• Goal:
Transcribe all of the material exactly. Any picture in it should be left out.

__________________________________________________

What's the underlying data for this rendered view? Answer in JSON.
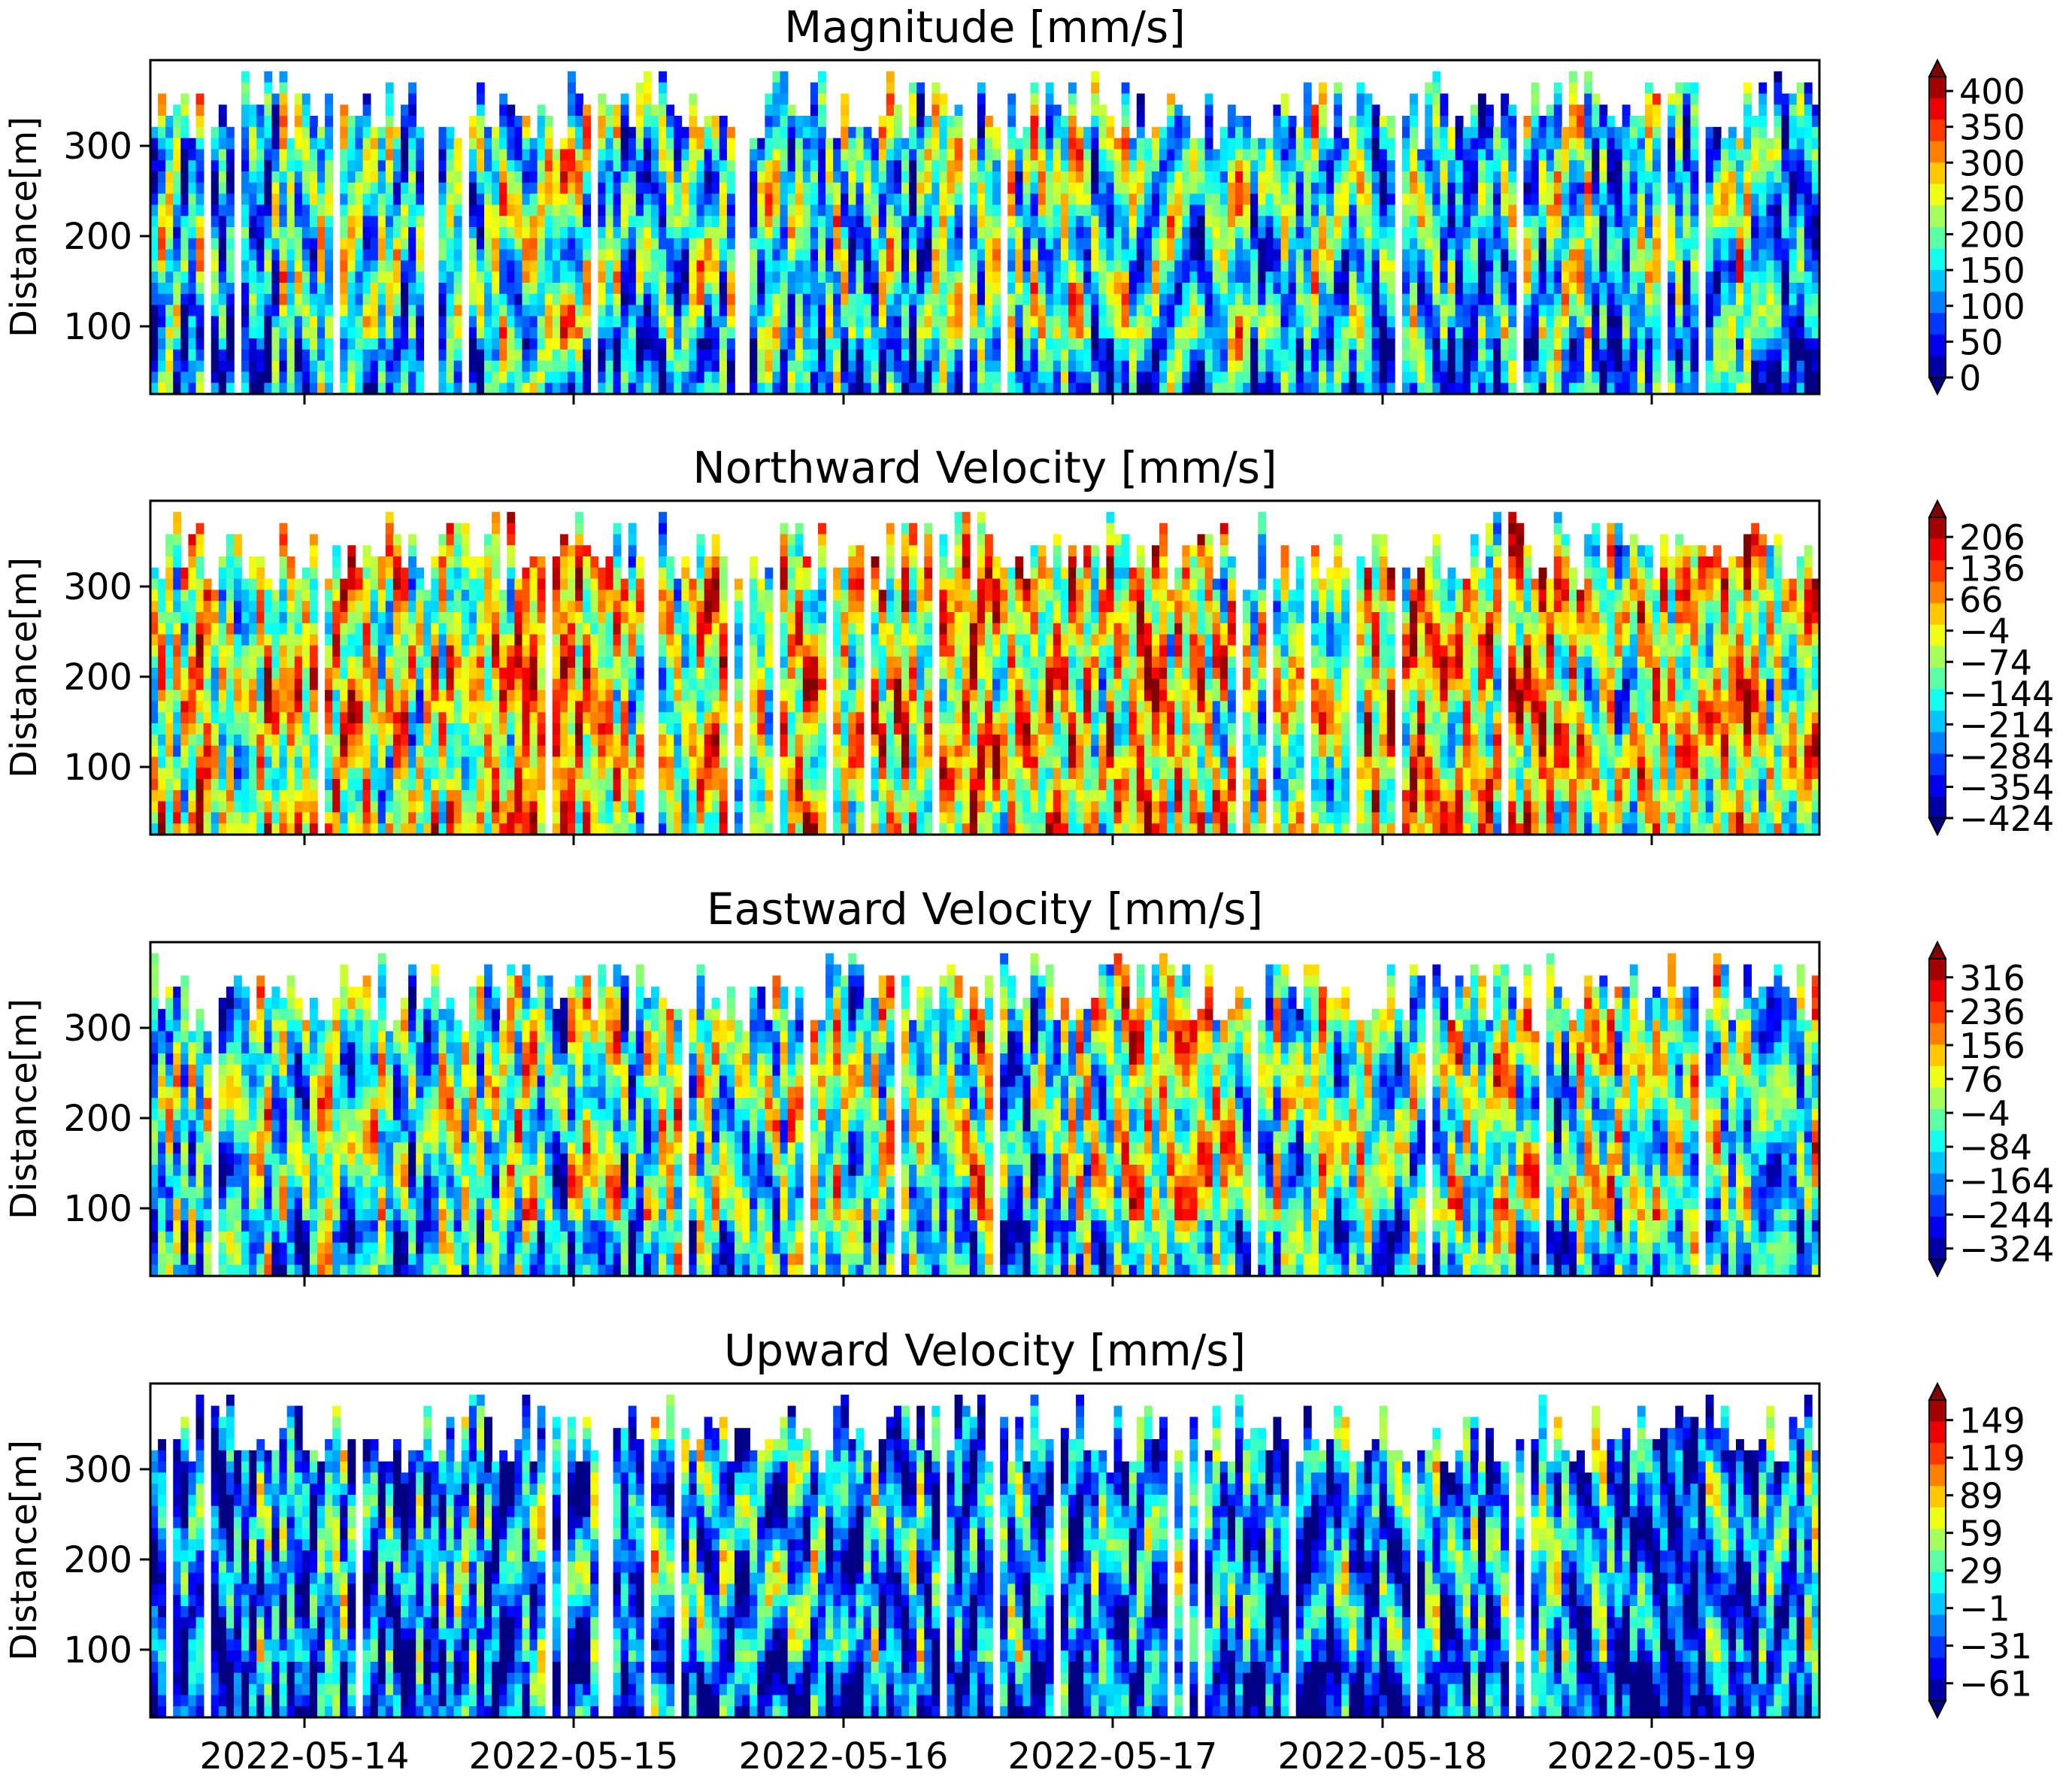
{
  "chart_data": [
    {
      "type": "heatmap",
      "title": "Magnitude [mm/s]",
      "ylabel": "Distance[m]",
      "xlabel": "",
      "x_ticks": [
        "2022-05-14",
        "2022-05-15",
        "2022-05-16",
        "2022-05-17",
        "2022-05-18",
        "2022-05-19"
      ],
      "x_range": [
        "2022-05-13T10:00",
        "2022-05-19T14:00"
      ],
      "y_ticks": [
        100,
        200,
        300
      ],
      "ylim": [
        25,
        395
      ],
      "colorbar": {
        "ticks": [
          400,
          350,
          300,
          250,
          200,
          150,
          100,
          50,
          0
        ],
        "range": [
          0,
          420
        ],
        "extend": "both"
      },
      "colormap": "jet",
      "seed": 11,
      "bias": -0.12
    },
    {
      "type": "heatmap",
      "title": "Northward Velocity [mm/s]",
      "ylabel": "Distance[m]",
      "xlabel": "",
      "x_ticks": [
        "2022-05-14",
        "2022-05-15",
        "2022-05-16",
        "2022-05-17",
        "2022-05-18",
        "2022-05-19"
      ],
      "x_range": [
        "2022-05-13T10:00",
        "2022-05-19T14:00"
      ],
      "y_ticks": [
        100,
        200,
        300
      ],
      "ylim": [
        25,
        395
      ],
      "colorbar": {
        "ticks": [
          206,
          136,
          66,
          -4,
          -74,
          -144,
          -214,
          -284,
          -354,
          -424
        ],
        "range": [
          -424,
          250
        ],
        "extend": "both"
      },
      "colormap": "jet",
      "seed": 23,
      "bias": 0.12
    },
    {
      "type": "heatmap",
      "title": "Eastward Velocity [mm/s]",
      "ylabel": "Distance[m]",
      "xlabel": "",
      "x_ticks": [
        "2022-05-14",
        "2022-05-15",
        "2022-05-16",
        "2022-05-17",
        "2022-05-18",
        "2022-05-19"
      ],
      "x_range": [
        "2022-05-13T10:00",
        "2022-05-19T14:00"
      ],
      "y_ticks": [
        100,
        200,
        300
      ],
      "ylim": [
        25,
        395
      ],
      "colorbar": {
        "ticks": [
          316,
          236,
          156,
          76,
          -4,
          -84,
          -164,
          -244,
          -324
        ],
        "range": [
          -350,
          360
        ],
        "extend": "both"
      },
      "colormap": "jet",
      "seed": 37,
      "bias": -0.05
    },
    {
      "type": "heatmap",
      "title": "Upward Velocity [mm/s]",
      "ylabel": "Distance[m]",
      "xlabel": "",
      "x_ticks": [
        "2022-05-14",
        "2022-05-15",
        "2022-05-16",
        "2022-05-17",
        "2022-05-18",
        "2022-05-19"
      ],
      "x_range": [
        "2022-05-13T10:00",
        "2022-05-19T14:00"
      ],
      "y_ticks": [
        100,
        200,
        300
      ],
      "ylim": [
        25,
        395
      ],
      "colorbar": {
        "ticks": [
          149,
          119,
          89,
          59,
          29,
          -1,
          -31,
          -61
        ],
        "range": [
          -75,
          165
        ],
        "extend": "both"
      },
      "colormap": "jet",
      "seed": 53,
      "bias": -0.22
    }
  ]
}
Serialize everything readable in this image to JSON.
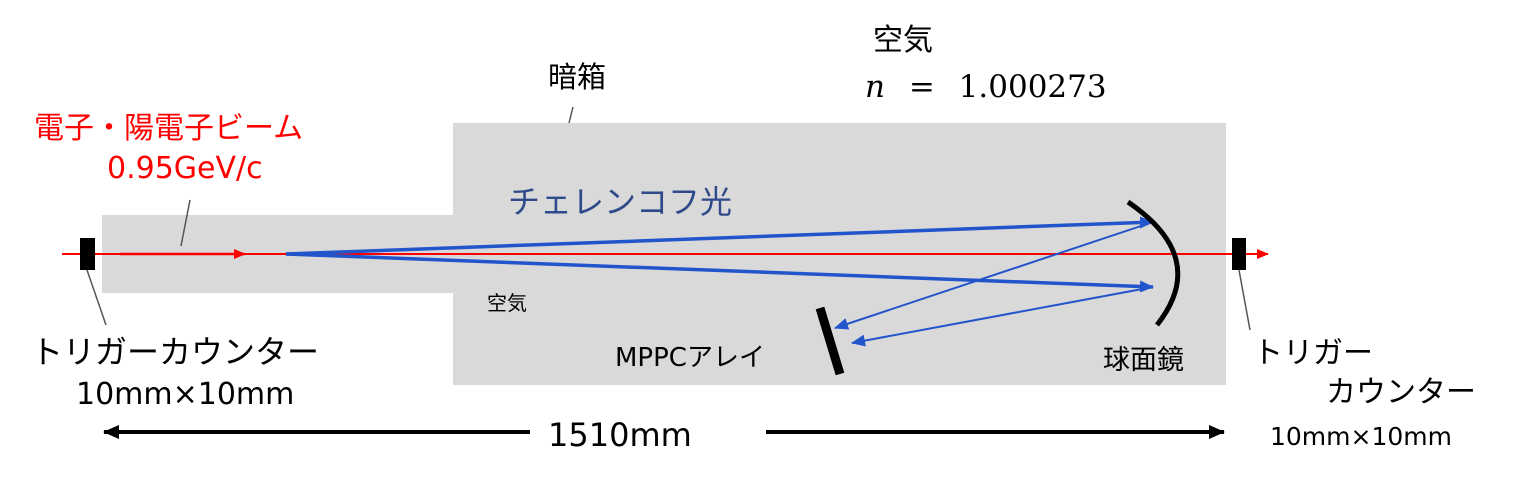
{
  "beam": {
    "label": "電子・陽電子ビーム",
    "momentum": "0.95GeV/c",
    "color": "#ff0000"
  },
  "dark_box": {
    "label": "暗箱",
    "inner_medium": "空気",
    "fill_color": "#d9d9d9"
  },
  "medium": {
    "label": "空気",
    "refractive_index": {
      "symbol": "n",
      "equals": "=",
      "value": "1.000273"
    }
  },
  "cherenkov_light": {
    "label": "チェレンコフ光",
    "color": "#2255cc",
    "label_color": "#2f4a8a"
  },
  "trigger_counter_left": {
    "label": "トリガーカウンター",
    "size": "10mm×10mm"
  },
  "trigger_counter_right": {
    "label_line1": "トリガー",
    "label_line2": "カウンター",
    "size": "10mm×10mm"
  },
  "mppc_array": {
    "label": "MPPCアレイ"
  },
  "spherical_mirror": {
    "label": "球面鏡"
  },
  "length_dimension": {
    "label": "1510mm"
  }
}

__________________________________________________

• Exercise response:
What's the underlying data for this rendered view? Answer in JSON.
{
  "chart_data": [
    {
      "type": "heatmap",
      "title": "Magnitude [mm/s]",
      "ylabel": "Distance[m]",
      "xlabel": "",
      "x_ticks": [
        "2022-05-14",
        "2022-05-15",
        "2022-05-16",
        "2022-05-17",
        "2022-05-18",
        "2022-05-19"
      ],
      "x_range": [
        "2022-05-13T10:00",
        "2022-05-19T14:00"
      ],
      "y_ticks": [
        100,
        200,
        300
      ],
      "ylim": [
        25,
        395
      ],
      "colorbar": {
        "ticks": [
          400,
          350,
          300,
          250,
          200,
          150,
          100,
          50,
          0
        ],
        "range": [
          0,
          420
        ],
        "extend": "both"
      },
      "colormap": "jet",
      "seed": 11,
      "bias": -0.12
    },
    {
      "type": "heatmap",
      "title": "Northward Velocity [mm/s]",
      "ylabel": "Distance[m]",
      "xlabel": "",
      "x_ticks": [
        "2022-05-14",
        "2022-05-15",
        "2022-05-16",
        "2022-05-17",
        "2022-05-18",
        "2022-05-19"
      ],
      "x_range": [
        "2022-05-13T10:00",
        "2022-05-19T14:00"
      ],
      "y_ticks": [
        100,
        200,
        300
      ],
      "ylim": [
        25,
        395
      ],
      "colorbar": {
        "ticks": [
          206,
          136,
          66,
          -4,
          -74,
          -144,
          -214,
          -284,
          -354,
          -424
        ],
        "range": [
          -424,
          250
        ],
        "extend": "both"
      },
      "colormap": "jet",
      "seed": 23,
      "bias": 0.12
    },
    {
      "type": "heatmap",
      "title": "Eastward Velocity [mm/s]",
      "ylabel": "Distance[m]",
      "xlabel": "",
      "x_ticks": [
        "2022-05-14",
        "2022-05-15",
        "2022-05-16",
        "2022-05-17",
        "2022-05-18",
        "2022-05-19"
      ],
      "x_range": [
        "2022-05-13T10:00",
        "2022-05-19T14:00"
      ],
      "y_ticks": [
        100,
        200,
        300
      ],
      "ylim": [
        25,
        395
      ],
      "colorbar": {
        "ticks": [
          316,
          236,
          156,
          76,
          -4,
          -84,
          -164,
          -244,
          -324
        ],
        "range": [
          -350,
          360
        ],
        "extend": "both"
      },
      "colormap": "jet",
      "seed": 37,
      "bias": -0.05
    },
    {
      "type": "heatmap",
      "title": "Upward Velocity [mm/s]",
      "ylabel": "Distance[m]",
      "xlabel": "",
      "x_ticks": [
        "2022-05-14",
        "2022-05-15",
        "2022-05-16",
        "2022-05-17",
        "2022-05-18",
        "2022-05-19"
      ],
      "x_range": [
        "2022-05-13T10:00",
        "2022-05-19T14:00"
      ],
      "y_ticks": [
        100,
        200,
        300
      ],
      "ylim": [
        25,
        395
      ],
      "colorbar": {
        "ticks": [
          149,
          119,
          89,
          59,
          29,
          -1,
          -31,
          -61
        ],
        "range": [
          -75,
          165
        ],
        "extend": "both"
      },
      "colormap": "jet",
      "seed": 53,
      "bias": -0.22
    }
  ]
}
Serialize everything readable in this image to JSON.
{
  "beam": {
    "label": "電子・陽電子ビーム",
    "momentum": "0.95GeV/c",
    "color": "#ff0000"
  },
  "dark_box": {
    "label": "暗箱",
    "inner_medium": "空気",
    "fill_color": "#d9d9d9"
  },
  "medium": {
    "label": "空気",
    "refractive_index": {
      "symbol": "n",
      "equals": "=",
      "value": "1.000273"
    }
  },
  "cherenkov_light": {
    "label": "チェレンコフ光",
    "color": "#2255cc",
    "label_color": "#2f4a8a"
  },
  "trigger_counter_left": {
    "label": "トリガーカウンター",
    "size": "10mm×10mm"
  },
  "trigger_counter_right": {
    "label_line1": "トリガー",
    "label_line2": "カウンター",
    "size": "10mm×10mm"
  },
  "mppc_array": {
    "label": "MPPCアレイ"
  },
  "spherical_mirror": {
    "label": "球面鏡"
  },
  "length_dimension": {
    "label": "1510mm"
  }
}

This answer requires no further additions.